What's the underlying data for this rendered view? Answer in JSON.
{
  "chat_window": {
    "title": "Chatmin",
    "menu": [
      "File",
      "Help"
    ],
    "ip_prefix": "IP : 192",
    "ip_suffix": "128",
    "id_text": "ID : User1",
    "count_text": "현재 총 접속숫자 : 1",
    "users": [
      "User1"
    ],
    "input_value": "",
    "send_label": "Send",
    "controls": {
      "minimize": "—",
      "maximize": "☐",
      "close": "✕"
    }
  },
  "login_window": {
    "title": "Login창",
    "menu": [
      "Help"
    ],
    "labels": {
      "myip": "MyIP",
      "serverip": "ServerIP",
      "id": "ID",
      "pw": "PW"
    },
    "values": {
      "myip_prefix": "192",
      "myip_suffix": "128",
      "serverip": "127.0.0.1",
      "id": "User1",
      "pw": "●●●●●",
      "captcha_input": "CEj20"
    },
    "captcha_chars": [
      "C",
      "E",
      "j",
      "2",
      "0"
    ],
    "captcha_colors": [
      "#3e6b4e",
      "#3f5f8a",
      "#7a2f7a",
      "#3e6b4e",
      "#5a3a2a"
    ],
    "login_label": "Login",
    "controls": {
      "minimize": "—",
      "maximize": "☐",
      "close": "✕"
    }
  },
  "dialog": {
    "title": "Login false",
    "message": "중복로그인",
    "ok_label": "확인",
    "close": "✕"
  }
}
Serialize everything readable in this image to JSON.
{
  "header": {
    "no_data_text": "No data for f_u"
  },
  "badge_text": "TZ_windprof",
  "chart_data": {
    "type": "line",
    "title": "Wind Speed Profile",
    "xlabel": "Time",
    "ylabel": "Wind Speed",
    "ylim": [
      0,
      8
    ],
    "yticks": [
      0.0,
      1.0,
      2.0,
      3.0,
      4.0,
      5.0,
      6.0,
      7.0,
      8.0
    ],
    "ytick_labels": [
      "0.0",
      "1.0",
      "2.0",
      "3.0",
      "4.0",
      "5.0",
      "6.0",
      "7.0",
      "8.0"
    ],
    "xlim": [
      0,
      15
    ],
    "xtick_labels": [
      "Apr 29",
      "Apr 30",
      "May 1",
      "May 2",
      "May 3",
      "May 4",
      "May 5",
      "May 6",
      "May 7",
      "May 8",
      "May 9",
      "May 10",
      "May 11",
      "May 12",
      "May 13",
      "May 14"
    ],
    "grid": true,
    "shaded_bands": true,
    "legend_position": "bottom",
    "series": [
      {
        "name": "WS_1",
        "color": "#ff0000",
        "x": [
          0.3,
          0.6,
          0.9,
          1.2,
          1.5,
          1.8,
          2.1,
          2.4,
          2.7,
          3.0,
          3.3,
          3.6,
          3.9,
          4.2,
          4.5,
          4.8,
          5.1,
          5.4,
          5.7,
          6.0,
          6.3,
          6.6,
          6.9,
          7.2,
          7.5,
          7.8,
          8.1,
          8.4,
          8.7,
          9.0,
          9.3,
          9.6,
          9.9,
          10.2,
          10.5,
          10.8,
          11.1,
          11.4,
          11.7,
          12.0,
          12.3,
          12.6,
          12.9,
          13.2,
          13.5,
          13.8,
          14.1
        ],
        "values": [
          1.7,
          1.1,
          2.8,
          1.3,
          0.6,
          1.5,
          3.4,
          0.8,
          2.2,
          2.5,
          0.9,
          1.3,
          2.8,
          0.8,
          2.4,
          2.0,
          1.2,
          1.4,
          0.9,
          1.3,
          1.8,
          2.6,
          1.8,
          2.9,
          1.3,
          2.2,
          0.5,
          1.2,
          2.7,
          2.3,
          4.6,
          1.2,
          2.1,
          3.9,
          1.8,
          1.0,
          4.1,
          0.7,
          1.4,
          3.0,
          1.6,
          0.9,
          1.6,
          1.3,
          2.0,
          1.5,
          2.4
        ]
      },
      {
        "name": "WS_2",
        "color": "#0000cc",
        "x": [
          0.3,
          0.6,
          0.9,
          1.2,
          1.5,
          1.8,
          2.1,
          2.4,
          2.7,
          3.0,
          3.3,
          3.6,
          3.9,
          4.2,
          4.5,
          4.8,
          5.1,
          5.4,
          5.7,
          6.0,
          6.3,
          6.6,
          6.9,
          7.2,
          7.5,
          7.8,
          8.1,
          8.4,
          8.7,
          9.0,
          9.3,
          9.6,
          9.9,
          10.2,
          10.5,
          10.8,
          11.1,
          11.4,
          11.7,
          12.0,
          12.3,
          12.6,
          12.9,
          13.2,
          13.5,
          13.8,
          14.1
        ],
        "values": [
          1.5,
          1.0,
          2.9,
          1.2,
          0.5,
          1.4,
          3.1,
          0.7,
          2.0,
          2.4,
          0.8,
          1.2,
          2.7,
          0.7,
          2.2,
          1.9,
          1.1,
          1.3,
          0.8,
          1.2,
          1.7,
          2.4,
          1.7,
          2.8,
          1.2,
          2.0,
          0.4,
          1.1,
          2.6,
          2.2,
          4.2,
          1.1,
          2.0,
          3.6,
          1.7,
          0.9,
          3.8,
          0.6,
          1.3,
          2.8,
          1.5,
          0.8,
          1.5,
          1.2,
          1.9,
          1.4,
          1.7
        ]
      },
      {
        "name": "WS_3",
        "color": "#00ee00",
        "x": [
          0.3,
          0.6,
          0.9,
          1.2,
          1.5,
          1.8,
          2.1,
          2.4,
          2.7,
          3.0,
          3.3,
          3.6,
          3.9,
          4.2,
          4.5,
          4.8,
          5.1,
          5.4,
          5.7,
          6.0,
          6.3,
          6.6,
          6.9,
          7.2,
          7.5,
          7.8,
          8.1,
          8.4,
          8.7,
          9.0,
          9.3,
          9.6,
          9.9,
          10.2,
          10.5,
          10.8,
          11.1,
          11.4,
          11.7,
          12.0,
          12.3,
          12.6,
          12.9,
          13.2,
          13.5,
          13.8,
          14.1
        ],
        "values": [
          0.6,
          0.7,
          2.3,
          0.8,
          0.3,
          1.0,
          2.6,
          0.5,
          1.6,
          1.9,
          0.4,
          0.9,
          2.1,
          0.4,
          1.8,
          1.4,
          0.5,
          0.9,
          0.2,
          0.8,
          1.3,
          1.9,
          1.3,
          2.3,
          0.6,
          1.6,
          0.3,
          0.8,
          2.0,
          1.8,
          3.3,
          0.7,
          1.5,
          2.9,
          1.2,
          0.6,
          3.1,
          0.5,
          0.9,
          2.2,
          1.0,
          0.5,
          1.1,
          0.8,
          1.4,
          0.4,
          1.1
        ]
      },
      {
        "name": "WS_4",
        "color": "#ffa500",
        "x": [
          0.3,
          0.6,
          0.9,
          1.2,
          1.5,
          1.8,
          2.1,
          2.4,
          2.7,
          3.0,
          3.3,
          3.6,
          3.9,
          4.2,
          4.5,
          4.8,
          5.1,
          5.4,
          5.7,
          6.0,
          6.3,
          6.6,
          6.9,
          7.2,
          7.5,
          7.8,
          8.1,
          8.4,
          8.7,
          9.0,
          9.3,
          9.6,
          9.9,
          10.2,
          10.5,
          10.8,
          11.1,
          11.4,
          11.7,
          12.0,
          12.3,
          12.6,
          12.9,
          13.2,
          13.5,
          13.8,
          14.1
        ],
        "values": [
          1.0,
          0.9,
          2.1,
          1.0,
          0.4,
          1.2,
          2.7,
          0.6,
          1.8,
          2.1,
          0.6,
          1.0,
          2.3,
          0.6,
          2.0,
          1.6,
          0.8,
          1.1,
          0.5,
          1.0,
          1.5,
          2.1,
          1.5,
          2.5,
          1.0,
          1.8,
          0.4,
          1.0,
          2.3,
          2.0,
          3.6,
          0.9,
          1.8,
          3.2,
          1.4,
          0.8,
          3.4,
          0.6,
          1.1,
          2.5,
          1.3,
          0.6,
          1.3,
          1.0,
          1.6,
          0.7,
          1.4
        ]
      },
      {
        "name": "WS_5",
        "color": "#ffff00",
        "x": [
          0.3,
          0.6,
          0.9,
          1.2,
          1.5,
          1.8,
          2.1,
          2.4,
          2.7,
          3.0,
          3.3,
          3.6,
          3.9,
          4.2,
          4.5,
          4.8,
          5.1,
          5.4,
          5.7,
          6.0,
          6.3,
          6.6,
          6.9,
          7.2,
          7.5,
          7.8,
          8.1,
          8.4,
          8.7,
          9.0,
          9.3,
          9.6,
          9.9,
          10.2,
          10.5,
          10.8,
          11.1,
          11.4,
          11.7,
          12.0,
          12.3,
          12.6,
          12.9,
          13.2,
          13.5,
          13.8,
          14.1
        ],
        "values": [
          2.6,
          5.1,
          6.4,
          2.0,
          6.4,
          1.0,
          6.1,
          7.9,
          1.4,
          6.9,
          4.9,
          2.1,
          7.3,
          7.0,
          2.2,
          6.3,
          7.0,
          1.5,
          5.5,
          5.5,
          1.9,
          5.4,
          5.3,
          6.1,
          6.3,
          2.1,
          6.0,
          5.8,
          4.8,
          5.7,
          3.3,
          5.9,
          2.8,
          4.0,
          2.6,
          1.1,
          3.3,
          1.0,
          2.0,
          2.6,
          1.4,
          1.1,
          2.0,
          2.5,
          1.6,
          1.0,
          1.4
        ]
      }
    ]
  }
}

****************************************

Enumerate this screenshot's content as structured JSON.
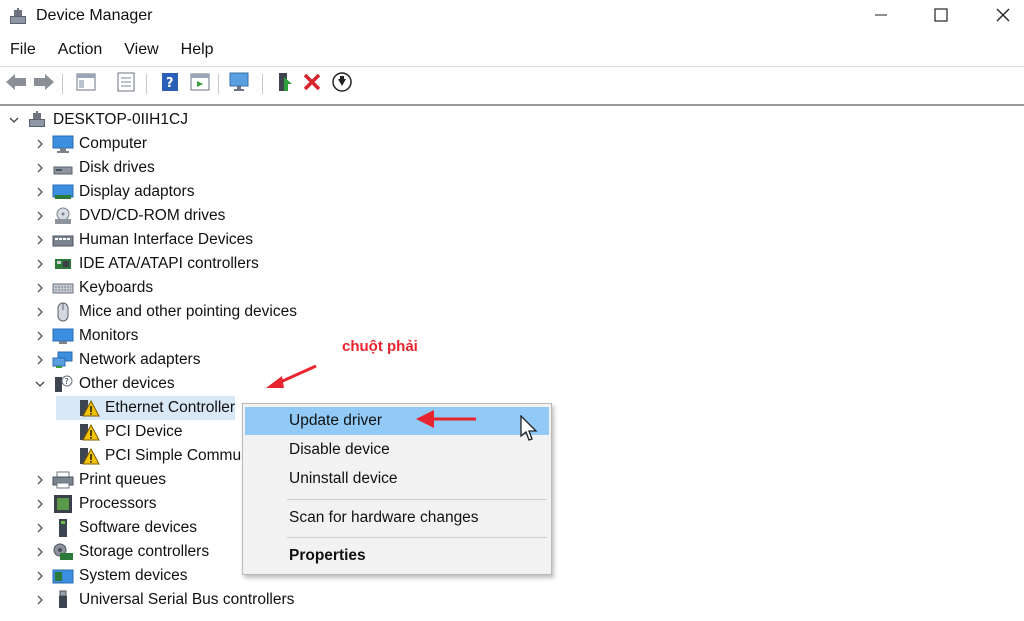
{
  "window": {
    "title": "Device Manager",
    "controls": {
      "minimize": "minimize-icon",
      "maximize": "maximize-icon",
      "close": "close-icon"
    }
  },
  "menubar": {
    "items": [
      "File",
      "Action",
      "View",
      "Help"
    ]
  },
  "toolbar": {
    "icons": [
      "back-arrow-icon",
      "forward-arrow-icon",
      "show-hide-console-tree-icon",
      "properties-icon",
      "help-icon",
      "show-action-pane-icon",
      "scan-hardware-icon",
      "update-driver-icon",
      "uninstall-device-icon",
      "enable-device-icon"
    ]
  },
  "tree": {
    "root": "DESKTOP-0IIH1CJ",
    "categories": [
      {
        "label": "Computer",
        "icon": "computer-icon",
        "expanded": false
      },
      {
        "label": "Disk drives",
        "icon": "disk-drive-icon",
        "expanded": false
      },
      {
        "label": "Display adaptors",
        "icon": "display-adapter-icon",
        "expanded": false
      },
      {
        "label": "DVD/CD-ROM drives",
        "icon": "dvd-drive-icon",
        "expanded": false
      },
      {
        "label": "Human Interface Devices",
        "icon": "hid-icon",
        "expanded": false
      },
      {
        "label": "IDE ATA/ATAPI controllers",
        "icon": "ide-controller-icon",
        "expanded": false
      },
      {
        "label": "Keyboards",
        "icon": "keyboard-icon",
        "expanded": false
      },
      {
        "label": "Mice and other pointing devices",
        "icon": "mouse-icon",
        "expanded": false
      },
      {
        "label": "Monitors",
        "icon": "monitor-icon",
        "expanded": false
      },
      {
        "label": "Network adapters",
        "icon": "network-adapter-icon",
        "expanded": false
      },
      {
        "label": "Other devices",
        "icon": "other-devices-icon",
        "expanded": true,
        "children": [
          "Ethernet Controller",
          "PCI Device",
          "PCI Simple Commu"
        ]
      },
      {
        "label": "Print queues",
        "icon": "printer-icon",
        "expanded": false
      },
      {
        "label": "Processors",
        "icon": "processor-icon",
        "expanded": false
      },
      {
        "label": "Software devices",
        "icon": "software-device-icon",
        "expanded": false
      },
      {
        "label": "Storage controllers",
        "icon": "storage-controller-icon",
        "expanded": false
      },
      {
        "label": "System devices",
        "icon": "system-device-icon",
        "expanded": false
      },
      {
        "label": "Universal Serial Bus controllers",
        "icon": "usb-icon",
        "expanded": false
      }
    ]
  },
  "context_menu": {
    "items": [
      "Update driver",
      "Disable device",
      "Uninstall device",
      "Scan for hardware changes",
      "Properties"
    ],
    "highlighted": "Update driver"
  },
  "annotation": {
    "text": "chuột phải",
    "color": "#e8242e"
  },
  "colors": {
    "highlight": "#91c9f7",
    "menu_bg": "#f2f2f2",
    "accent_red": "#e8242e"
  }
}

****************************************

◆ **What you need to do**: Pick out the lines containing the string "title" and show them.

◆ **Full output**:
    "title": "Chatmin",
    "title": "Login창",
    "title": "Login false",
    "title": "Wind Speed Profile",
    "title": "Device Manager",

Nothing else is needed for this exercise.